_Activity:_
Search the records for the word "Uitgeverij" and report each line that has it.

[Records excerpted from a collection]
--- START ---

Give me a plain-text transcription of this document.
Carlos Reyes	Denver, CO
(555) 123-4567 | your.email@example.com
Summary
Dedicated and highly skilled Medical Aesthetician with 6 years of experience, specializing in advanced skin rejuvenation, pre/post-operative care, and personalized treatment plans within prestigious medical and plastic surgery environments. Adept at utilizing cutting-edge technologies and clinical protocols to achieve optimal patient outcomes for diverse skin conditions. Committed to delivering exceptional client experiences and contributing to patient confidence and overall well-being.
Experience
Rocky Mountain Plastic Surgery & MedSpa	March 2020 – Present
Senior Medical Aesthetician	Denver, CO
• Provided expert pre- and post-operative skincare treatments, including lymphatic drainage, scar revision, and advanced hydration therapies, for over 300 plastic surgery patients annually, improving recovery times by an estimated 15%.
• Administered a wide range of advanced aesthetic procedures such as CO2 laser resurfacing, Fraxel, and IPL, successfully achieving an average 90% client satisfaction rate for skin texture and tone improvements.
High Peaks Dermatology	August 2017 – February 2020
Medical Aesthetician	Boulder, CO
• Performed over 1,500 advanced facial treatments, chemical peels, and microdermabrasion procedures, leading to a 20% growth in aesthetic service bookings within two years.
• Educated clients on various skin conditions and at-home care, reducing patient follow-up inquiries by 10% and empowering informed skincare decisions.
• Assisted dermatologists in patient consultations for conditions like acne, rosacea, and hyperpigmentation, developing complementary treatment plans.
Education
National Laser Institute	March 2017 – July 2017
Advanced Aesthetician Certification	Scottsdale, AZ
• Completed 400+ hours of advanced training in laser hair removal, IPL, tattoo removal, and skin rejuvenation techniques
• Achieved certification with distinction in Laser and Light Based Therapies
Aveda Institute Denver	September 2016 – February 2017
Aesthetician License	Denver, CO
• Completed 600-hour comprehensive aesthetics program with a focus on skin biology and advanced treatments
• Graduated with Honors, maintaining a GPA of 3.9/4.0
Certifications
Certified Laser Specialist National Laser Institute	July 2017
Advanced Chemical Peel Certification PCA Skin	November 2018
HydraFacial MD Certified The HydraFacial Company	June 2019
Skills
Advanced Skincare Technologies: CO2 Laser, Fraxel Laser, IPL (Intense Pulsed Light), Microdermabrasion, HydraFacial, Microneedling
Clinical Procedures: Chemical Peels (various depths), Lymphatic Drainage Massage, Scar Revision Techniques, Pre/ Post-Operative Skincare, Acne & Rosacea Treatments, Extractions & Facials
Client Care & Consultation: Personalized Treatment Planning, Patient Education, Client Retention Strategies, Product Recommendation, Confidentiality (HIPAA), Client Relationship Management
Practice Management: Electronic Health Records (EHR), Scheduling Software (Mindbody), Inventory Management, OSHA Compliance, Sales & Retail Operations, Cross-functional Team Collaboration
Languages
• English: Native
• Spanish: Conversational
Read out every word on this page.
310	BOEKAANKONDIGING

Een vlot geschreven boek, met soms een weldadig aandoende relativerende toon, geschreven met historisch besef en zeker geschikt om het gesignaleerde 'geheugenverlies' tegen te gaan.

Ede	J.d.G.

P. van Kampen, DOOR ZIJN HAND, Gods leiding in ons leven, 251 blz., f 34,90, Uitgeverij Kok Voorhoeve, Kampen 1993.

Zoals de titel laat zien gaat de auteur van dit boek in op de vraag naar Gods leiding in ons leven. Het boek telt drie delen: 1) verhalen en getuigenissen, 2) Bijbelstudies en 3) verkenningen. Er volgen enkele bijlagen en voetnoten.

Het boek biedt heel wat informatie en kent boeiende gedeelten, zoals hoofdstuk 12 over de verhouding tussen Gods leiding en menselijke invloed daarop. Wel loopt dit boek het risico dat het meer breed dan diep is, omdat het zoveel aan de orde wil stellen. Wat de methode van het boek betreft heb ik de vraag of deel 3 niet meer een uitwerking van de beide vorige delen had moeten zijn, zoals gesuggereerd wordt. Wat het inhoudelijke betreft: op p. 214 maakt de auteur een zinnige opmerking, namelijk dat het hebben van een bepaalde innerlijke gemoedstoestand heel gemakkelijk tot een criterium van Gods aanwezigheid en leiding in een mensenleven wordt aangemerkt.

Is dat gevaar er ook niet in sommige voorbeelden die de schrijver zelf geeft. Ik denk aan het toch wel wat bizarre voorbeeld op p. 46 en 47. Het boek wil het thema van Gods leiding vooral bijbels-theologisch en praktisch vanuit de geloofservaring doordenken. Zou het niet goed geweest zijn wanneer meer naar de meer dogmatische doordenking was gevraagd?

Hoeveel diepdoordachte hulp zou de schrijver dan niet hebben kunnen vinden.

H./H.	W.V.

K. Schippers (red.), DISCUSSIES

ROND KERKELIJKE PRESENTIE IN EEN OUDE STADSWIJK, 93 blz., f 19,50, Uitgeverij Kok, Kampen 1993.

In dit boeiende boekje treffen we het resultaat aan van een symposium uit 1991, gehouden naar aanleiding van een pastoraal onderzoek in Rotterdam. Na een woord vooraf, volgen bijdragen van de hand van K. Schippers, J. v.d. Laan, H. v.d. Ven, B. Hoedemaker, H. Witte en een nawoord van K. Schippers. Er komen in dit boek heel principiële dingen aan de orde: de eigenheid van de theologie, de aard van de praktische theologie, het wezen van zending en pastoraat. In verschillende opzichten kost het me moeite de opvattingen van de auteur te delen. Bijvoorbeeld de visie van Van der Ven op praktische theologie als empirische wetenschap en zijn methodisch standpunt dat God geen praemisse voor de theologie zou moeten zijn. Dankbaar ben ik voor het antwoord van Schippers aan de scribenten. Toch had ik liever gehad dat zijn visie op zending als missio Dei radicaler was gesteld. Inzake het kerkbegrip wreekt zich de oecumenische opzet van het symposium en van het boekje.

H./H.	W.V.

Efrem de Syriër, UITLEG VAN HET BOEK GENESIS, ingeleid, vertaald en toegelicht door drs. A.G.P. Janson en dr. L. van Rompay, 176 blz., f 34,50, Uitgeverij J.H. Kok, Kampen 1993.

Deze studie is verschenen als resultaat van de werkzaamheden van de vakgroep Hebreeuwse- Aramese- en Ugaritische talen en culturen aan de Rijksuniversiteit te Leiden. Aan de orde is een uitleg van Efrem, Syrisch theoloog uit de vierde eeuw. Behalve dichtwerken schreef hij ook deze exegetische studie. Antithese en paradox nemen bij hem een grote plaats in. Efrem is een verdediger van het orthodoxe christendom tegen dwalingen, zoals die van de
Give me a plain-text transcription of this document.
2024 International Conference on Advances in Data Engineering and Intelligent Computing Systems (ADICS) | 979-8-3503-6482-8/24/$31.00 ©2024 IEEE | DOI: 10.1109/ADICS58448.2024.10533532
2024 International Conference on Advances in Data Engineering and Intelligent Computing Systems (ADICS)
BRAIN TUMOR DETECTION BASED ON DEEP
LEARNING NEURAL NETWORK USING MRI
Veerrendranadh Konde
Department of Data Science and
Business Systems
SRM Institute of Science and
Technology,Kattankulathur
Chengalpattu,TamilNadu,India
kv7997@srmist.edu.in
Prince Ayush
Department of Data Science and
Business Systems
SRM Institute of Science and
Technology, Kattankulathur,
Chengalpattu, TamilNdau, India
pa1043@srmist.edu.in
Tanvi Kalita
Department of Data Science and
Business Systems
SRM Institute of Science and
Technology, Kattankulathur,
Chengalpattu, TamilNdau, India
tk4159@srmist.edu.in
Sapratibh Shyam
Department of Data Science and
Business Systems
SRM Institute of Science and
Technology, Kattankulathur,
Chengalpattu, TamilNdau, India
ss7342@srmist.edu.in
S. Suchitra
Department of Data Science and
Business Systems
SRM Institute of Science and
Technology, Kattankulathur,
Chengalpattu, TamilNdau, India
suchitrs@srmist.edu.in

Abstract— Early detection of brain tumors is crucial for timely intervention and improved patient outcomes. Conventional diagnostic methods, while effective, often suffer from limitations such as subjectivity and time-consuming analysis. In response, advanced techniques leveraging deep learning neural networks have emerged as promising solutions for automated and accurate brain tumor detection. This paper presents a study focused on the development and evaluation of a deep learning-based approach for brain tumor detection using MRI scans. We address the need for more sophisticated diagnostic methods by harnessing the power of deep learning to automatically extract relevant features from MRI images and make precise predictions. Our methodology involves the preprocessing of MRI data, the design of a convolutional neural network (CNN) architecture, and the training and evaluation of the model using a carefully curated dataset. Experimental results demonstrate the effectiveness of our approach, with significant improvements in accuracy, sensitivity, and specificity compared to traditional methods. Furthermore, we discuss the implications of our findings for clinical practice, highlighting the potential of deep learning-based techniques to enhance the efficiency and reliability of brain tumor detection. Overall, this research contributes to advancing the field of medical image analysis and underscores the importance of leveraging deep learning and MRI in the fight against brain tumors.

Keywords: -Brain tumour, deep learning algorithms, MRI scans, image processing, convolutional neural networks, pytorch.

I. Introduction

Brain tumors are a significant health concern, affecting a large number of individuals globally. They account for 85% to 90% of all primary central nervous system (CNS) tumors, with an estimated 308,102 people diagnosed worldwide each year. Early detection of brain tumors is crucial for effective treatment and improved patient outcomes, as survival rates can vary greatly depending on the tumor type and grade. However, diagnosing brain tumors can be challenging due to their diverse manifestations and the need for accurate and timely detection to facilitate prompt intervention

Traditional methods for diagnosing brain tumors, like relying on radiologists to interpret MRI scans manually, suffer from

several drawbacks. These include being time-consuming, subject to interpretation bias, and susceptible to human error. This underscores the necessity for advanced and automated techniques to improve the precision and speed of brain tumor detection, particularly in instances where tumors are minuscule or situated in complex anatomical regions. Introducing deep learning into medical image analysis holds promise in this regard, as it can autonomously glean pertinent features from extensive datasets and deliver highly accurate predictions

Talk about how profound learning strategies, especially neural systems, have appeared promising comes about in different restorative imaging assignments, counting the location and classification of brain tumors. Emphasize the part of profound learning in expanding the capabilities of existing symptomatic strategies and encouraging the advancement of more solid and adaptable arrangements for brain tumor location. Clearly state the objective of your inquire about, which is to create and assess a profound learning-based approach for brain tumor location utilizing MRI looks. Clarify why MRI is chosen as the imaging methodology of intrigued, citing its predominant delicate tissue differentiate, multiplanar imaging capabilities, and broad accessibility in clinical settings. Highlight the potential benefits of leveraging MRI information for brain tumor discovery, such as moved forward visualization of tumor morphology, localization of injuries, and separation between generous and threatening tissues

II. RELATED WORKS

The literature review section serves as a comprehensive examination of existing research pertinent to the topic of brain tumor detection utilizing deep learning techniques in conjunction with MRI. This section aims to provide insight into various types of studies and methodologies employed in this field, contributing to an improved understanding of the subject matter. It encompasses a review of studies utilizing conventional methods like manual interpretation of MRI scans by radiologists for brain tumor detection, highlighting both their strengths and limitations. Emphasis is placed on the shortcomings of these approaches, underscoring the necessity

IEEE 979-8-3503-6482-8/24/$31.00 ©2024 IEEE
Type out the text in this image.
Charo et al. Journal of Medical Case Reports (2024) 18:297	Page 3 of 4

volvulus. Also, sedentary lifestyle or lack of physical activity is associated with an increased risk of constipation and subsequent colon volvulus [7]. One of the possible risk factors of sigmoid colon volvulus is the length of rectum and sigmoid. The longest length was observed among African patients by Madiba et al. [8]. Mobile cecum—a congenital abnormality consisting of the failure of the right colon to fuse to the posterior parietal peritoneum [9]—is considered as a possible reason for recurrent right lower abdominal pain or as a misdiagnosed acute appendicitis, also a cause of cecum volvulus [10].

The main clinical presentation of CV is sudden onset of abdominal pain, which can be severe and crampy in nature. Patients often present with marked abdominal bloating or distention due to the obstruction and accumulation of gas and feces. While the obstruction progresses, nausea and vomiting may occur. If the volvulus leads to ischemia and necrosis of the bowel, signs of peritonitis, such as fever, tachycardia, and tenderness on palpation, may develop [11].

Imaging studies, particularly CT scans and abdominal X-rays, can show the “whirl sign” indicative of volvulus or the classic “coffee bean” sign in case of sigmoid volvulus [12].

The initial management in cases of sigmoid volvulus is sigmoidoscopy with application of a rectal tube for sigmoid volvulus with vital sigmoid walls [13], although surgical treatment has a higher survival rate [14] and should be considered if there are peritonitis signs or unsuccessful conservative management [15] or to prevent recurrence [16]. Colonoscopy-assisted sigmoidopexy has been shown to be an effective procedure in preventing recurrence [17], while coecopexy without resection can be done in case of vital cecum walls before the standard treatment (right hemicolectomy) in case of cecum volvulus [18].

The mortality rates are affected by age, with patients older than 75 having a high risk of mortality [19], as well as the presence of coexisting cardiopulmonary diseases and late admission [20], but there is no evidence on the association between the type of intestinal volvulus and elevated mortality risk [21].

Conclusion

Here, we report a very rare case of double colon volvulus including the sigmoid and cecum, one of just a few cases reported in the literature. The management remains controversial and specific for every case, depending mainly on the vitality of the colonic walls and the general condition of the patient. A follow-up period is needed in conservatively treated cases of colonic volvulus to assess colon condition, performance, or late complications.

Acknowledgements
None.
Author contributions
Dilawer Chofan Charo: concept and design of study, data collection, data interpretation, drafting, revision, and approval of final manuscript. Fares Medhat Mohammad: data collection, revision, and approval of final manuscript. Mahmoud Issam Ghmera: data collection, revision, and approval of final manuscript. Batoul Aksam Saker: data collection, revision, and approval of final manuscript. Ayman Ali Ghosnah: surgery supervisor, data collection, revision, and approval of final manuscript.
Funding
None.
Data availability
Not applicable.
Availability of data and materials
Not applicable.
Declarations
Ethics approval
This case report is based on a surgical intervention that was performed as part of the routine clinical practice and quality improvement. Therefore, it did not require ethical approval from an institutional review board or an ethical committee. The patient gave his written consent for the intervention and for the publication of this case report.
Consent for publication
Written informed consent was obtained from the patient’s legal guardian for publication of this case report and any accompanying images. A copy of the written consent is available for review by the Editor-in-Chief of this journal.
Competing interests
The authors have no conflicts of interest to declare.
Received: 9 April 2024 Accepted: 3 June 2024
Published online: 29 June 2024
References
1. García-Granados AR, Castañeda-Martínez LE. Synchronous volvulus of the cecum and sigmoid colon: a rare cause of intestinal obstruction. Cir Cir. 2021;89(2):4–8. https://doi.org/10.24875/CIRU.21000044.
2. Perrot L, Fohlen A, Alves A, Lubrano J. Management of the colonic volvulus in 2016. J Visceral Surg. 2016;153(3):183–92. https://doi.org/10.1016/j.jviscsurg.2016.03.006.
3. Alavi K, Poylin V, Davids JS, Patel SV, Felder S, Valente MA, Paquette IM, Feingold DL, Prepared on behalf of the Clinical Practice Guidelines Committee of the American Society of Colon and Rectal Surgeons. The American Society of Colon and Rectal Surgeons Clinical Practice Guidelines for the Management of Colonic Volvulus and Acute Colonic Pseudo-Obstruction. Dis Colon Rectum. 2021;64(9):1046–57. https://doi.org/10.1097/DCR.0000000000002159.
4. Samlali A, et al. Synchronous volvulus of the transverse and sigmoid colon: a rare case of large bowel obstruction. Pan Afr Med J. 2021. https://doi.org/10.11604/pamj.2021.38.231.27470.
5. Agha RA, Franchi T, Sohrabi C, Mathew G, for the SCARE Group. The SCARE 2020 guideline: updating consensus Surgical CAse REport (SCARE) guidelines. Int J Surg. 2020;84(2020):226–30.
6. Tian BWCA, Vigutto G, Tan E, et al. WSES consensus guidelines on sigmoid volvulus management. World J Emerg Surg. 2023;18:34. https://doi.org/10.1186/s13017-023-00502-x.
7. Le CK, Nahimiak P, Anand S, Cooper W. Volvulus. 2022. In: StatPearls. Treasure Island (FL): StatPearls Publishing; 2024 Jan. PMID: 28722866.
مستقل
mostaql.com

--- END ---

_Exercise output:_
P. van Kampen, DOOR ZIJN HAND, Gods leiding in ons leven, 251 blz., f 34,90, Uitgeverij Kok Voorhoeve, Kampen 1993.
ROND KERKELIJKE PRESENTIE IN EEN OUDE STADSWIJK, 93 blz., f 19,50, Uitgeverij Kok, Kampen 1993.
Efrem de Syriër, UITLEG VAN HET BOEK GENESIS, ingeleid, vertaald en toegelicht door drs. A.G.P. Janson en dr. L. van Rompay, 176 blz., f 34,50, Uitgeverij J.H. Kok, Kampen 1993.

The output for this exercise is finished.